§ EXTRACTED TEXT:
★ ★ ★ ★ ★
In which we find Bouch’s grave

From the recent search hits: “sir thomas bouch blog”. Somehow, I doubt Sir Thomas Bouch is likely to have a blog. For one thing, he’s dead.* Secondly, he was always more interested in building railways than writing about them, or about anything.

If you’ve never heard of him: Thomas Bouch was an English railway engineer, and some of the time he was a rather good engineer. Some of the time. He built the highest railway in England, the South Durham & Lancashire Union,** and with it the highest railway viaducts in England. He also invented the first modern train ferry, on the Edinburgh, Perth and Dundee railway, which would otherwise have been in two separate parts.*** Unfortunately, he was also rather fond of cost-cutting, building routes on the cheap, and that led to his downfall and infamy. Because he’s now best known for building the Tay Bridge – the one that fell down. There’s even an urban myth that the word “botch” is derived from his name. It isn’t, of course, but the rumour is hardly good for his reputation.

One day, a few years ago, I was ambling around the west end of Edinburgh. Away from all the expensive tenements,**** there’s a picturesque gorge, with a river running through the bottom, wooded sides, and grand buildings poking out from behind the trees: the back of Donaldson’s College, and the National Gallery of Modern Art. If you go up through the art gallery grounds, as I did, and through past the Dean Gallery, you can wander through the Dean Cemetary. Doing so, I randomly found: Bouch’s grave.
★ ★ ★ ★ ★
§ GOAL 1: According to the piece about finding Bouch's grave, what did Thomas Bouch invent?

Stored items
★ ★ ★ ★ ★
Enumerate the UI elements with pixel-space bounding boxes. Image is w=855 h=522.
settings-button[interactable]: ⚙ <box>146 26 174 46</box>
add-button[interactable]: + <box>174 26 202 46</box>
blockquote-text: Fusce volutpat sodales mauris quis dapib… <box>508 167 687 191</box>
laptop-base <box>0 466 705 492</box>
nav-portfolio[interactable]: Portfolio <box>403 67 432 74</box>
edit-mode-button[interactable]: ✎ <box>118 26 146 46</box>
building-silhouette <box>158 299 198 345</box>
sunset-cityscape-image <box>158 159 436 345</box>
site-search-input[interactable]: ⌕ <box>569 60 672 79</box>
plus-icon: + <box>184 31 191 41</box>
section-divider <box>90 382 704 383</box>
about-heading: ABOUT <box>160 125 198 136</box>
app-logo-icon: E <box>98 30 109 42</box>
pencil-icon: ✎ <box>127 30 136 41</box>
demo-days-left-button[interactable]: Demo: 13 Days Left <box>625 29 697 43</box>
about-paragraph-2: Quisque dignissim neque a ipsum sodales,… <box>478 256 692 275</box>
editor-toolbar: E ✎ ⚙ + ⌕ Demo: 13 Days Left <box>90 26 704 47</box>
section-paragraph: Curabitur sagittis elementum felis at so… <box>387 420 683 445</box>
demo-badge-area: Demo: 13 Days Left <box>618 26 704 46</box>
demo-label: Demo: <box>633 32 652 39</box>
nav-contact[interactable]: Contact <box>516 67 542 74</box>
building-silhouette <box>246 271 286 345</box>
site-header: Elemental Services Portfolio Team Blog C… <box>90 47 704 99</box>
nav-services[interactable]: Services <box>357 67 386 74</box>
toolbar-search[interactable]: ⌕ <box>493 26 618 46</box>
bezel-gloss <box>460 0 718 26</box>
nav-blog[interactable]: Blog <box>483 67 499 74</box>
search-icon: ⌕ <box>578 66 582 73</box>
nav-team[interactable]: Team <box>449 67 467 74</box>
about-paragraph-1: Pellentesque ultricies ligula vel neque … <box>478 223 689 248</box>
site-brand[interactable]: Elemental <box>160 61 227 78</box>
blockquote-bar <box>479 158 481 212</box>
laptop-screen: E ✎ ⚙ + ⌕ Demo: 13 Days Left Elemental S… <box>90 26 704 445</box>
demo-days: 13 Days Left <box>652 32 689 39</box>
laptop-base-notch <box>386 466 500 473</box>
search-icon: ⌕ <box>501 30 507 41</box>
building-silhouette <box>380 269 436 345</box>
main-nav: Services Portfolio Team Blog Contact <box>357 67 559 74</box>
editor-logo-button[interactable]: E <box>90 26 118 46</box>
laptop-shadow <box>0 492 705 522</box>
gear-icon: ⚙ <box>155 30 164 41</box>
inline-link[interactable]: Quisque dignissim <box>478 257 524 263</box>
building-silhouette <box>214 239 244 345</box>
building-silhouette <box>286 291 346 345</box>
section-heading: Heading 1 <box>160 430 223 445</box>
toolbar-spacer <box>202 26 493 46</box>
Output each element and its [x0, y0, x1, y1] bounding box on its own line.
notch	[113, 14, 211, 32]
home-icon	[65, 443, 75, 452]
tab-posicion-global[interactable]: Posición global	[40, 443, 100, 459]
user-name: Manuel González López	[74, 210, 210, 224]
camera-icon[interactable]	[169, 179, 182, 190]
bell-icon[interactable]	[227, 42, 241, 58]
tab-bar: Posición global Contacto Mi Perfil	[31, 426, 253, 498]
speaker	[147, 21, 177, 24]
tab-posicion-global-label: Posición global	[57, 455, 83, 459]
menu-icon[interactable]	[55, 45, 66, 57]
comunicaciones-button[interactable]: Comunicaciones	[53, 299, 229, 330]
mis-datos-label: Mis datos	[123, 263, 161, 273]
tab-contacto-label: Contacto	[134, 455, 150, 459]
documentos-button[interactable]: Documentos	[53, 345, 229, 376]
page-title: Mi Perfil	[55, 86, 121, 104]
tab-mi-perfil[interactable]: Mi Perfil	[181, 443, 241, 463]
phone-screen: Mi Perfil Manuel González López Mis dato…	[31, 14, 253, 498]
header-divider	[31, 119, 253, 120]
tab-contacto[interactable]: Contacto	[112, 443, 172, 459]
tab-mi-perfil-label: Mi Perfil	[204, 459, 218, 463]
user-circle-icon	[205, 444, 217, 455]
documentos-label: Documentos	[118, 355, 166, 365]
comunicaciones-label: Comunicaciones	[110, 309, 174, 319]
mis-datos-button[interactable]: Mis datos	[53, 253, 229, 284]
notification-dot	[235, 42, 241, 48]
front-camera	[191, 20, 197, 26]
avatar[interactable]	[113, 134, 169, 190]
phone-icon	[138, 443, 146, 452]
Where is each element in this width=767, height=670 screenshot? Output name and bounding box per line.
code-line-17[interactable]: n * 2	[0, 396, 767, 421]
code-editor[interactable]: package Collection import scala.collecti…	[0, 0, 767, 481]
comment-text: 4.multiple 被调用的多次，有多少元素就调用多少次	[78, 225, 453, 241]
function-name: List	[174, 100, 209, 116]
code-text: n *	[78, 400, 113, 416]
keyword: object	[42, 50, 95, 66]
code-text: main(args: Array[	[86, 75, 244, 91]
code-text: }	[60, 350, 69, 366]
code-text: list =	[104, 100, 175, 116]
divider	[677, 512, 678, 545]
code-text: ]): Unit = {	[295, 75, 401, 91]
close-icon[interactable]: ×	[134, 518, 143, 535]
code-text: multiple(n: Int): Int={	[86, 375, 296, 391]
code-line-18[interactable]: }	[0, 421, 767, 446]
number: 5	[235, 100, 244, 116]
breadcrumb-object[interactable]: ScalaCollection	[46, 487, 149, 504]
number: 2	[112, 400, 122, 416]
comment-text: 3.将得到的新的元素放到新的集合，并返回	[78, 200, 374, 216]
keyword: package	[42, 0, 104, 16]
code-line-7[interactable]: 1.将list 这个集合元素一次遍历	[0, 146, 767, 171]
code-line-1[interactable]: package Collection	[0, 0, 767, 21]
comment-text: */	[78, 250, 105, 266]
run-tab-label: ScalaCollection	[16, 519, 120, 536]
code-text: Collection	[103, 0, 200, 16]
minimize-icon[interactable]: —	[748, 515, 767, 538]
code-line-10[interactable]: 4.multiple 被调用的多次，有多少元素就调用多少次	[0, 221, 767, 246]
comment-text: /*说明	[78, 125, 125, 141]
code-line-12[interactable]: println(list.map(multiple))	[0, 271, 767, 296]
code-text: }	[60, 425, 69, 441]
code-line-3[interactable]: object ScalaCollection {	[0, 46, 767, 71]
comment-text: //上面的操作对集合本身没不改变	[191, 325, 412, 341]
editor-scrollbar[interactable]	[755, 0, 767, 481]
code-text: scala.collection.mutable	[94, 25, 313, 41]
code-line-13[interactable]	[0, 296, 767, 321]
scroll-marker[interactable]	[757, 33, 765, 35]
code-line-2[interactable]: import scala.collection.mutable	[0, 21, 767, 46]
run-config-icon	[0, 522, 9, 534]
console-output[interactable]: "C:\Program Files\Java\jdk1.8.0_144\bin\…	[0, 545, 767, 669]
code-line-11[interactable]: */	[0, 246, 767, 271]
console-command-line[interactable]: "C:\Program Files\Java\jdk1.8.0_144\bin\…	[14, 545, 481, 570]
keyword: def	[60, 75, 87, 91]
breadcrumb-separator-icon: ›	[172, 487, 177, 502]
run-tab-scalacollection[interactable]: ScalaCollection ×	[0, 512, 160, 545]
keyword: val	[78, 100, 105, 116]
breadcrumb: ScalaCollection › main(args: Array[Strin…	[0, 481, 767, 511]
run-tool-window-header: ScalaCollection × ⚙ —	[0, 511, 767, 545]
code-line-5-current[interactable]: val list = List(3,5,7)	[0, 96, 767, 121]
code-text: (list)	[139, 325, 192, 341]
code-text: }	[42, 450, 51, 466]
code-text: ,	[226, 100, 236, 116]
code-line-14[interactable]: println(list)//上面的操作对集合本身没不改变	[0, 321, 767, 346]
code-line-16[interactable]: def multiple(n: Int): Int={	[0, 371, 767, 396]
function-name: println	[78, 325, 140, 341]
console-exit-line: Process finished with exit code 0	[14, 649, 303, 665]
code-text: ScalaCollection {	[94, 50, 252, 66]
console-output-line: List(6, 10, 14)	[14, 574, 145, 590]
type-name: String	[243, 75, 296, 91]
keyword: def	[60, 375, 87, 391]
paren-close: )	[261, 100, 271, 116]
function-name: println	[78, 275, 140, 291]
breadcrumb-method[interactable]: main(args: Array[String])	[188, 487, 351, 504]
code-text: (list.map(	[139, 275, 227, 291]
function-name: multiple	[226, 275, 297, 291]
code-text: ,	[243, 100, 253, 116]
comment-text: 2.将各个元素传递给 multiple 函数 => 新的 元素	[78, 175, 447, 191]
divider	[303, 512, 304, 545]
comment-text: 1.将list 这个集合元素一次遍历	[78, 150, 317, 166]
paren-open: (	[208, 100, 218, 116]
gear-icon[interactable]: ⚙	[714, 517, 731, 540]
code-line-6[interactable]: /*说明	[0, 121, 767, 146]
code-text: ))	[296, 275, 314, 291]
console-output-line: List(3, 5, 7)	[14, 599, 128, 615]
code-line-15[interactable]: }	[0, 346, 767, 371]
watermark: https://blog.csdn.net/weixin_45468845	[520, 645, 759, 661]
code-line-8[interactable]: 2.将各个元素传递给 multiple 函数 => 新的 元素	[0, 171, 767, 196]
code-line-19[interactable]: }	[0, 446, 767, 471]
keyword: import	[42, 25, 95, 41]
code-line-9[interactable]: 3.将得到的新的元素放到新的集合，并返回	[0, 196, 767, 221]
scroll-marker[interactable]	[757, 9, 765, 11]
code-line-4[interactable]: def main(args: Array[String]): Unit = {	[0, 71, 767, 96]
★ ★ ★ ★ ★
§ GOAL 2: Reproduce the stored items from their first line through the line containing "nav-services[interactable]: Services <box>357", with both of those lines included.

§ TASK SOLUTION 1: He invented the first modern train ferry, on the Edinburgh, Perth and Dundee railway.

§ TASK SOLUTION 2:
Enumerate the UI elements with pixel-space bounding boxes. Image is w=855 h=522.
settings-button[interactable]: ⚙ <box>146 26 174 46</box>
add-button[interactable]: + <box>174 26 202 46</box>
blockquote-text: Fusce volutpat sodales mauris quis dapib… <box>508 167 687 191</box>
laptop-base <box>0 466 705 492</box>
nav-portfolio[interactable]: Portfolio <box>403 67 432 74</box>
edit-mode-button[interactable]: ✎ <box>118 26 146 46</box>
building-silhouette <box>158 299 198 345</box>
sunset-cityscape-image <box>158 159 436 345</box>
site-search-input[interactable]: ⌕ <box>569 60 672 79</box>
plus-icon: + <box>184 31 191 41</box>
section-divider <box>90 382 704 383</box>
about-heading: ABOUT <box>160 125 198 136</box>
app-logo-icon: E <box>98 30 109 42</box>
pencil-icon: ✎ <box>127 30 136 41</box>
demo-days-left-button[interactable]: Demo: 13 Days Left <box>625 29 697 43</box>
about-paragraph-2: Quisque dignissim neque a ipsum sodales,… <box>478 256 692 275</box>
editor-toolbar: E ✎ ⚙ + ⌕ Demo: 13 Days Left <box>90 26 704 47</box>
section-paragraph: Curabitur sagittis elementum felis at so… <box>387 420 683 445</box>
demo-badge-area: Demo: 13 Days Left <box>618 26 704 46</box>
demo-label: Demo: <box>633 32 652 39</box>
nav-contact[interactable]: Contact <box>516 67 542 74</box>
building-silhouette <box>246 271 286 345</box>
site-header: Elemental Services Portfolio Team Blog C… <box>90 47 704 99</box>
nav-services[interactable]: Services <box>357 67 386 74</box>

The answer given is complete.